Figure record extracts
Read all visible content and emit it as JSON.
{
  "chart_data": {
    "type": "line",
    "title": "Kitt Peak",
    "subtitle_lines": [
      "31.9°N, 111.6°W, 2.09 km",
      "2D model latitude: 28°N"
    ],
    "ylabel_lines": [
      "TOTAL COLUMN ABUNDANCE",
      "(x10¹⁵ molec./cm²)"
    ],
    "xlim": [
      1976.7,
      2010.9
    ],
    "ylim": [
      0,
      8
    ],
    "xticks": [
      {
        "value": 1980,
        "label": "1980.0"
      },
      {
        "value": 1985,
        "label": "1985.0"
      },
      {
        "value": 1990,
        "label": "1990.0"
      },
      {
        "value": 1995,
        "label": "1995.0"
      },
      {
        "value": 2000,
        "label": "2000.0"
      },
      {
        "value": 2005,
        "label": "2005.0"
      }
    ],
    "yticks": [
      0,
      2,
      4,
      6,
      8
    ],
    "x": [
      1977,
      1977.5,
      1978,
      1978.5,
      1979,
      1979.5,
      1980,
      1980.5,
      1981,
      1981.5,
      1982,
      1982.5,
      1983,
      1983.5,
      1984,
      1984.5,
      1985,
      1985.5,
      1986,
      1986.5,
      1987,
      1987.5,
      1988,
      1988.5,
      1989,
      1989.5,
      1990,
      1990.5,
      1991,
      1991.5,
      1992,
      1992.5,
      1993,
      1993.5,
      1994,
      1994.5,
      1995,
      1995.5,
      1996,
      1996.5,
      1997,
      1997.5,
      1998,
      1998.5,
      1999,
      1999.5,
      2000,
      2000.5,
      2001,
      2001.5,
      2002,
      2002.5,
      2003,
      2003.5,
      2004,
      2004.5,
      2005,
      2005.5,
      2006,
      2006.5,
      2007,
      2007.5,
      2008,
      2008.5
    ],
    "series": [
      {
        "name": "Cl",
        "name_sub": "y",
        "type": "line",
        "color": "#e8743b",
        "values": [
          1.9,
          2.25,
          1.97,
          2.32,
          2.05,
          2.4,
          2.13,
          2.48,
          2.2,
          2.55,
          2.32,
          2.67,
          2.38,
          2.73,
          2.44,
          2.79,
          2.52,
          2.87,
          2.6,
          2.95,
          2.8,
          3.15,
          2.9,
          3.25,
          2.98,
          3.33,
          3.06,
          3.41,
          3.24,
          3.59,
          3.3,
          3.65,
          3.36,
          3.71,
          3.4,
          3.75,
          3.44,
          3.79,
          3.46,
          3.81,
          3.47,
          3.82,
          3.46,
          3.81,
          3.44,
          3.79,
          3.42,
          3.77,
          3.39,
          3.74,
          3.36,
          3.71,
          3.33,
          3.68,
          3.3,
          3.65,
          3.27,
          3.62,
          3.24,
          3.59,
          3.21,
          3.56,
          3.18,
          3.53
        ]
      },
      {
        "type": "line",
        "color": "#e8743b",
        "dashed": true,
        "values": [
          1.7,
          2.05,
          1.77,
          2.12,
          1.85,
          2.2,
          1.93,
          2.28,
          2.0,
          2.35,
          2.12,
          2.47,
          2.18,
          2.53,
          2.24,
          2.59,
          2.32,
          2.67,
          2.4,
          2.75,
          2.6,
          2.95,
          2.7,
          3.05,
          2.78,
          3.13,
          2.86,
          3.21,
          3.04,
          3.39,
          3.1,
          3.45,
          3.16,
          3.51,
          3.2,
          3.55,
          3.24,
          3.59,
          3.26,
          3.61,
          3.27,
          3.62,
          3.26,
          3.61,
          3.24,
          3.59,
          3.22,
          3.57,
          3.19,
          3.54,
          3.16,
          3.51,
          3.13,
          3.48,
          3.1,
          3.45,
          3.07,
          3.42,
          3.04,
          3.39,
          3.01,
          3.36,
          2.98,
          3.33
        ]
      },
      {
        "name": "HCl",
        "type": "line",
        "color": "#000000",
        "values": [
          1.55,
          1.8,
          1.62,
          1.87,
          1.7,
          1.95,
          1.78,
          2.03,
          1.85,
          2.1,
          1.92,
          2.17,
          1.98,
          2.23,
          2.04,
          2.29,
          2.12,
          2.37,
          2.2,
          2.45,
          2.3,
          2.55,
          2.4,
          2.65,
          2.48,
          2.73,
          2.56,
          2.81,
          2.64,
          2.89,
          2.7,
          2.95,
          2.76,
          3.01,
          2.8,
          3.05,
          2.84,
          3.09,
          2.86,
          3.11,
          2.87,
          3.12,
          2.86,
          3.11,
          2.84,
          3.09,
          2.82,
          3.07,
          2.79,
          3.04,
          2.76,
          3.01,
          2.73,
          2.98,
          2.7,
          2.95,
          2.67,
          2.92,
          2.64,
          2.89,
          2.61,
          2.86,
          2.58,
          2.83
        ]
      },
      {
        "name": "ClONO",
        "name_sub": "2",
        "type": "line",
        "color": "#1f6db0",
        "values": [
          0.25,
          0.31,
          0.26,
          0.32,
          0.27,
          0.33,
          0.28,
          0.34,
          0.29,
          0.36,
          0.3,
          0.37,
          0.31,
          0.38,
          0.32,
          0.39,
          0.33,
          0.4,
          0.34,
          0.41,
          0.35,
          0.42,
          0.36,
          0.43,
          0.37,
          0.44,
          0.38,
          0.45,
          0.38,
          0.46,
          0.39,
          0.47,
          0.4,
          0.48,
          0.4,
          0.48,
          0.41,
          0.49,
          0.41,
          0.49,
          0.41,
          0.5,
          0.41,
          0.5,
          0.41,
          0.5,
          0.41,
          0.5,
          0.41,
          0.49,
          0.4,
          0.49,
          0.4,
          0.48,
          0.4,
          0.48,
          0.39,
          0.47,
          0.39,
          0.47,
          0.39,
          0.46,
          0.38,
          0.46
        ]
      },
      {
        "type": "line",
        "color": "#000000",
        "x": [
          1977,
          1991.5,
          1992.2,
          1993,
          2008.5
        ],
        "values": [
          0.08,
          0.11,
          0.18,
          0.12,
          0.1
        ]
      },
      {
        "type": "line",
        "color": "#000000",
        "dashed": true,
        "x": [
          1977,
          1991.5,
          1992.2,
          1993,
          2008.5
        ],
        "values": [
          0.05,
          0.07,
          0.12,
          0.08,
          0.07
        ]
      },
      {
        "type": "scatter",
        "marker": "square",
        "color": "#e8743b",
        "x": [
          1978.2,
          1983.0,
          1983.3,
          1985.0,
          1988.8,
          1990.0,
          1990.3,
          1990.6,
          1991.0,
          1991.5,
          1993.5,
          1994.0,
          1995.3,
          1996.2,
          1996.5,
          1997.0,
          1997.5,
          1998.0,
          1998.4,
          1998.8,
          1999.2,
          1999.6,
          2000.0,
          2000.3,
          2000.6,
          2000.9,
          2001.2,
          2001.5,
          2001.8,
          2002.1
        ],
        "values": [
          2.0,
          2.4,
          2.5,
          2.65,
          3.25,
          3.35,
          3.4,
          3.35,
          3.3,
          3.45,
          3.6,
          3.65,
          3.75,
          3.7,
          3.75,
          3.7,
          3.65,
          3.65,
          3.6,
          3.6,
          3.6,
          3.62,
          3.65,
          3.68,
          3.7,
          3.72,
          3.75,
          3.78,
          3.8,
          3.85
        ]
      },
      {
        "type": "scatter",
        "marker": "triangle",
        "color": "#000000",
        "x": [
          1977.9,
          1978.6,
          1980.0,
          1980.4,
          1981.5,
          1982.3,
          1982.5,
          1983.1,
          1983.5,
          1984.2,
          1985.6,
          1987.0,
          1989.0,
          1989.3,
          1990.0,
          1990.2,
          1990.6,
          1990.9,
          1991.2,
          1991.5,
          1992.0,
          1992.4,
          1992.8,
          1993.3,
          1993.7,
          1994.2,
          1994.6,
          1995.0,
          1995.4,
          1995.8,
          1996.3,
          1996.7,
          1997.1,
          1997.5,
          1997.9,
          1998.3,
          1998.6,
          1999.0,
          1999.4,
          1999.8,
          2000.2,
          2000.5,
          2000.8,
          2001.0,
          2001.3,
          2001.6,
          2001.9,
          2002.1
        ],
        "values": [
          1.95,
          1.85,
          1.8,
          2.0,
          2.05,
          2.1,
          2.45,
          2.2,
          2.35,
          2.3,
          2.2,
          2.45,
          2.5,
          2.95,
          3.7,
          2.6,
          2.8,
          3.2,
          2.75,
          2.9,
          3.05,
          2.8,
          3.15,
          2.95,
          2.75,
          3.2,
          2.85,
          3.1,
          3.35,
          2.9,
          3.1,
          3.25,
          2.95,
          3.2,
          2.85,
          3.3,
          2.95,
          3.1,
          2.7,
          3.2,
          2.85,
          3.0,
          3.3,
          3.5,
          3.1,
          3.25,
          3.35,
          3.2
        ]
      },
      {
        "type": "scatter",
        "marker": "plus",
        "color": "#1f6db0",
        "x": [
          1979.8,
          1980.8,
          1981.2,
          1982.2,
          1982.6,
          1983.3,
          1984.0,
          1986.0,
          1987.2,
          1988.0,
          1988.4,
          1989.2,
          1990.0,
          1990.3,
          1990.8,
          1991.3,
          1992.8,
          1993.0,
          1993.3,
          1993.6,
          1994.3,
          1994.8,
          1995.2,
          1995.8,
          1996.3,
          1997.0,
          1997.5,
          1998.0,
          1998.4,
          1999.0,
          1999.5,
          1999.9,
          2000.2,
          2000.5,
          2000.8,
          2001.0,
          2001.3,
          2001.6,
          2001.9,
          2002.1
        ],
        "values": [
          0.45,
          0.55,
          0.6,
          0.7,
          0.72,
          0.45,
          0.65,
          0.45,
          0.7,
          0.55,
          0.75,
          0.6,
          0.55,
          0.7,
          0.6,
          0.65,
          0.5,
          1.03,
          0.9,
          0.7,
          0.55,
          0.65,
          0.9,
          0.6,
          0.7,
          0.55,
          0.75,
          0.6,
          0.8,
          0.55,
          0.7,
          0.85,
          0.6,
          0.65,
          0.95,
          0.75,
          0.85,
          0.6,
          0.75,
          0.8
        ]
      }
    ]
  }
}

_What the task requires_
Which lines contain the word "marker"? Return each of them.

_Exercise result_
        "marker": "square",
        "marker": "triangle",
        "marker": "plus",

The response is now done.